TAREA A
Reproduce sin cambios las líneas de los registros que van desde el comienzo hasta la línea que contiene "x-tick-label: 0 — [145, 1077, 162, 1110]", ambas incluidas.

TEXTO FUENTE
####
Seguramente, Sorrentino tiene muy claro que resulta muy complejo superar el esplendor y la calidad artística de este film sin dudas singular, que retrata a una Roma entre brillante y decadente, por su pasada historia de grandeza y por su presente ambiguo y contradictorio.
Esa suerte de caleidoscopio social se expresa en las fastuosas fiestas de los burgueses aburridos de sus ociosas rutinas y hasta en los recorridos nocturnos por la Ciudad Eterna, que bajo la lente del cineasta mutan en auténticas aventuras de alegórica fantasía.
Obviamente, el relato no soslaya una vitriólica crítica a ese submundo de ricachones que desperdician cotidianamente sus vidas sin hacer nada productivo, mientras sueñan con comprar prestigio aunque carezcan de talentos, porque les sobra dinero.
Naturalmente, en esta película sin dudas formidable por su discurso y por su acendrada formulación estética plena de excesos estilísticos y de desmesurados barroquismos, no falta un demoledor discurso contra la religión, que anestesia las conciencias y se apropia de la lealtad de sus fieles a cambio de promesas que nunca se cumplen.
En ese contexto, no faltan referencias casi nada subliminales a “La doce vita” (1960), un verdadero clásico del cine de todos los tiempos, que incursiona en el período simbolista del venerable y venerado maestro Federico Fellini, uno de los grandes cultores del neorrealismo italiano.
Este nuevo trabajo de Sorrentino posee los signos de identidad de la producción de su autor y, naturalmente, homenajea al nunca extinto y siempre vigente neorrealismo italiano, que nació en el período de la posguerra como una suerte de subversión y un alarido de rebeldía contra el silencio impuesto por la cruda censura del fascismo liberticida.
En efecto, durante la dictadura de Mussolini, al igual que en la Alemania nazi, todas las expresiones culturales estaban rígidamente controladas por el Estado. Sin embargo, en 1937, paradójicamente, en plena dictadura, nació Cinecittá, un inmenso complejo de arte audiovisual proyectado por el arquitecto Gino Peressutti, que cuenta actualmente con 73 edificaciones, de las cuales 21 son estudios cinematográficos.
Por entonces, el cine italiano era un cine oficial, porque cualquier expresión independiente estaba rigurosamente prohibida. En ese contexto, más allá de su eventual calidad artística, todas las películas eran panfletarias y, por ende, idealizaban al régimen fascista, que a su vez abrevaba del glorioso pasado del imperio romano. El trabajo audiovisual de la época abundaba en apócrifos dramas de impronta nacionalista o en comedias meramente costumbristas, que jamás abordaban la problemática real de las personas.
####
Entradas de datos almacenadas

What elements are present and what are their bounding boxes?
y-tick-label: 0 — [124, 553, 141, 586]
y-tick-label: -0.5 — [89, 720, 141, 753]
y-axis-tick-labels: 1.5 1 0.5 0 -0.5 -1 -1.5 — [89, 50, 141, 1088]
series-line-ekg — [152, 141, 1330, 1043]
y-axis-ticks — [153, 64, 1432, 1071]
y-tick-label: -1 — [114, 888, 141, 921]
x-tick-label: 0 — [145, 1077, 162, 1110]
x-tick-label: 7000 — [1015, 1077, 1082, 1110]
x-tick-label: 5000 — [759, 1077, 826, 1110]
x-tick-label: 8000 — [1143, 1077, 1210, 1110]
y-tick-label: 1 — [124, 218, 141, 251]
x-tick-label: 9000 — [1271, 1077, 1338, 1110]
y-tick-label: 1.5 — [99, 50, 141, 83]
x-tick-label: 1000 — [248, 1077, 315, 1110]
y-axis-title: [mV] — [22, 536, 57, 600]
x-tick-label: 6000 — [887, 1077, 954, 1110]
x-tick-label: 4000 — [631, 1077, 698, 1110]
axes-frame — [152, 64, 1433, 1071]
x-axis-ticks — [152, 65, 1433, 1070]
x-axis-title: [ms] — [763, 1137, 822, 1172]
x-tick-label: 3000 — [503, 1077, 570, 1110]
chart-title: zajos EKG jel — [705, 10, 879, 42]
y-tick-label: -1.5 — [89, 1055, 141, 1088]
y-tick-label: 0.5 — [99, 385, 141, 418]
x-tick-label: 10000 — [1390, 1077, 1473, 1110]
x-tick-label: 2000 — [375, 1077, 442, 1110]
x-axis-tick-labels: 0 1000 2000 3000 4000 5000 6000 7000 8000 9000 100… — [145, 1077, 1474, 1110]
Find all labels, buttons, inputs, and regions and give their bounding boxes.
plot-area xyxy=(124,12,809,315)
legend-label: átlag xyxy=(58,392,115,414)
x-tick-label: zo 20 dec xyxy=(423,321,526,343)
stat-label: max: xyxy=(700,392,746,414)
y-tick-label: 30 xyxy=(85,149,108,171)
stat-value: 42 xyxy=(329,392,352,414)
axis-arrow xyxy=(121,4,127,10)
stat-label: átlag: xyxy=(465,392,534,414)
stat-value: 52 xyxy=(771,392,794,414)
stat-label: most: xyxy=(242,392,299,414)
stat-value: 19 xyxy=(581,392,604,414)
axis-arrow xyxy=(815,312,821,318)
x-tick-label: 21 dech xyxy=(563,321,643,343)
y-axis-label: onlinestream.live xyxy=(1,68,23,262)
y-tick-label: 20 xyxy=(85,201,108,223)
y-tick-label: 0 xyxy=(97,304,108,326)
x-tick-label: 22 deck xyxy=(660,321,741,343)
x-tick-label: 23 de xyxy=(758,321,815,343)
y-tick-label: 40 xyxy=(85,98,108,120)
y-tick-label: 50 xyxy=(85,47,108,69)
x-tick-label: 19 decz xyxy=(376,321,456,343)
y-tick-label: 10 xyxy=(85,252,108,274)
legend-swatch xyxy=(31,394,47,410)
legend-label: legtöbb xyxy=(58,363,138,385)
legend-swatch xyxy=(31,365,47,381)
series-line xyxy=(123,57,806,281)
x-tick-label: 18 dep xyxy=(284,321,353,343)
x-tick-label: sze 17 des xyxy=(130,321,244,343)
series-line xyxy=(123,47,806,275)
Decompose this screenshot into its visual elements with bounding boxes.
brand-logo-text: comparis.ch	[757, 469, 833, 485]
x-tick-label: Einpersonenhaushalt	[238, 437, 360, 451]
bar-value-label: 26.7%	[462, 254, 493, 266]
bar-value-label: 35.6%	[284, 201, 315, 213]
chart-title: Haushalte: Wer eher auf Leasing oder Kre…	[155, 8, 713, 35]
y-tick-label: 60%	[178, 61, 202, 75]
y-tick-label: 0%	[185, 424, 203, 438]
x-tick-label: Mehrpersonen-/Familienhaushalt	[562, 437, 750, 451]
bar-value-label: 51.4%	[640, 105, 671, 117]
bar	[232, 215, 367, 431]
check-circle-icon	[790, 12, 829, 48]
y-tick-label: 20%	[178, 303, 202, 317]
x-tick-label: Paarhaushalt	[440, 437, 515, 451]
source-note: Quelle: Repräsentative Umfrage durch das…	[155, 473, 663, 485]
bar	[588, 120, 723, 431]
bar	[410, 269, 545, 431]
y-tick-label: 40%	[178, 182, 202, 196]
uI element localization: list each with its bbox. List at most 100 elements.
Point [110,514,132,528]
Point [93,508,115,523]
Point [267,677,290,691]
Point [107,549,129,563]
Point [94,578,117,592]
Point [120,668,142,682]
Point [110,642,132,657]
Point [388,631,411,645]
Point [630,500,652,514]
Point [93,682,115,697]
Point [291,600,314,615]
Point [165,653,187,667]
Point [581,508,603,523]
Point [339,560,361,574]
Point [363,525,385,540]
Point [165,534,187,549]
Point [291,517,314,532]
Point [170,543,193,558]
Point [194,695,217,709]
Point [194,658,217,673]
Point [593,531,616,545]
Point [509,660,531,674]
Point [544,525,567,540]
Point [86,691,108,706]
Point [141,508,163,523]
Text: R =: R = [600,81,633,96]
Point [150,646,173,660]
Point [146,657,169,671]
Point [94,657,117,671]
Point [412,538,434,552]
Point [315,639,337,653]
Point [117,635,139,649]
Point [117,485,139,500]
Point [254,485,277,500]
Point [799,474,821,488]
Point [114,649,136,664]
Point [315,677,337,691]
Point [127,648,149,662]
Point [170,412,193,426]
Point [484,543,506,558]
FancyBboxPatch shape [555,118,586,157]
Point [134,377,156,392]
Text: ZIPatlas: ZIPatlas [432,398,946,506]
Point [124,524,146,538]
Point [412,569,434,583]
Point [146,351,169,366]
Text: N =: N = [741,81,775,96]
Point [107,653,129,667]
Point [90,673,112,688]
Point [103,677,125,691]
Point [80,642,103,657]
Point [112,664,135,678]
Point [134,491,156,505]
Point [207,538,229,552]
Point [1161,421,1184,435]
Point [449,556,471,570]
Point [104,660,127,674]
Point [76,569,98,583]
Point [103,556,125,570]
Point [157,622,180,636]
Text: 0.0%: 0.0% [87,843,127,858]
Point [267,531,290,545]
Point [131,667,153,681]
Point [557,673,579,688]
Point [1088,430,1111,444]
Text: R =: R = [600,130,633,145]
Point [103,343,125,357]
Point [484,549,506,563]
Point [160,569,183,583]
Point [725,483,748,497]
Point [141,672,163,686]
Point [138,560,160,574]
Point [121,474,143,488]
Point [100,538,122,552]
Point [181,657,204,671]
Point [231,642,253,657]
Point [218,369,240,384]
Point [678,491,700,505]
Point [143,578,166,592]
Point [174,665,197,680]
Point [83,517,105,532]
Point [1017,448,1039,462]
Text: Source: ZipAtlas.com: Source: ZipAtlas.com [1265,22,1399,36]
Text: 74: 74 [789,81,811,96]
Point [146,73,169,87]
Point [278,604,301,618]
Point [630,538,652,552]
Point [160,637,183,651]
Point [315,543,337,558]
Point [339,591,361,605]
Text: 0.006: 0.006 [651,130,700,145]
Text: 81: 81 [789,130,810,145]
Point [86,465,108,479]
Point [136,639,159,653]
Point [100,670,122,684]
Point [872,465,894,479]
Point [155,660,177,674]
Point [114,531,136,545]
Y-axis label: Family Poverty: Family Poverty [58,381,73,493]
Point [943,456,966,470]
####
TAREA B
Enumera todas las personas que se mencionan por su nombre en el texto sobre la película de Sorrentino.

SOLUCIÓN ESCRITA A
What elements are present and what are their bounding boxes?
y-tick-label: 0 — [124, 553, 141, 586]
y-tick-label: -0.5 — [89, 720, 141, 753]
y-axis-tick-labels: 1.5 1 0.5 0 -0.5 -1 -1.5 — [89, 50, 141, 1088]
series-line-ekg — [152, 141, 1330, 1043]
y-axis-ticks — [153, 64, 1432, 1071]
y-tick-label: -1 — [114, 888, 141, 921]
x-tick-label: 0 — [145, 1077, 162, 1110]

SOLUCIÓN ESCRITA B
- Sorrentino
- Federico Fellini
- Mussolini
- Gino Peressutti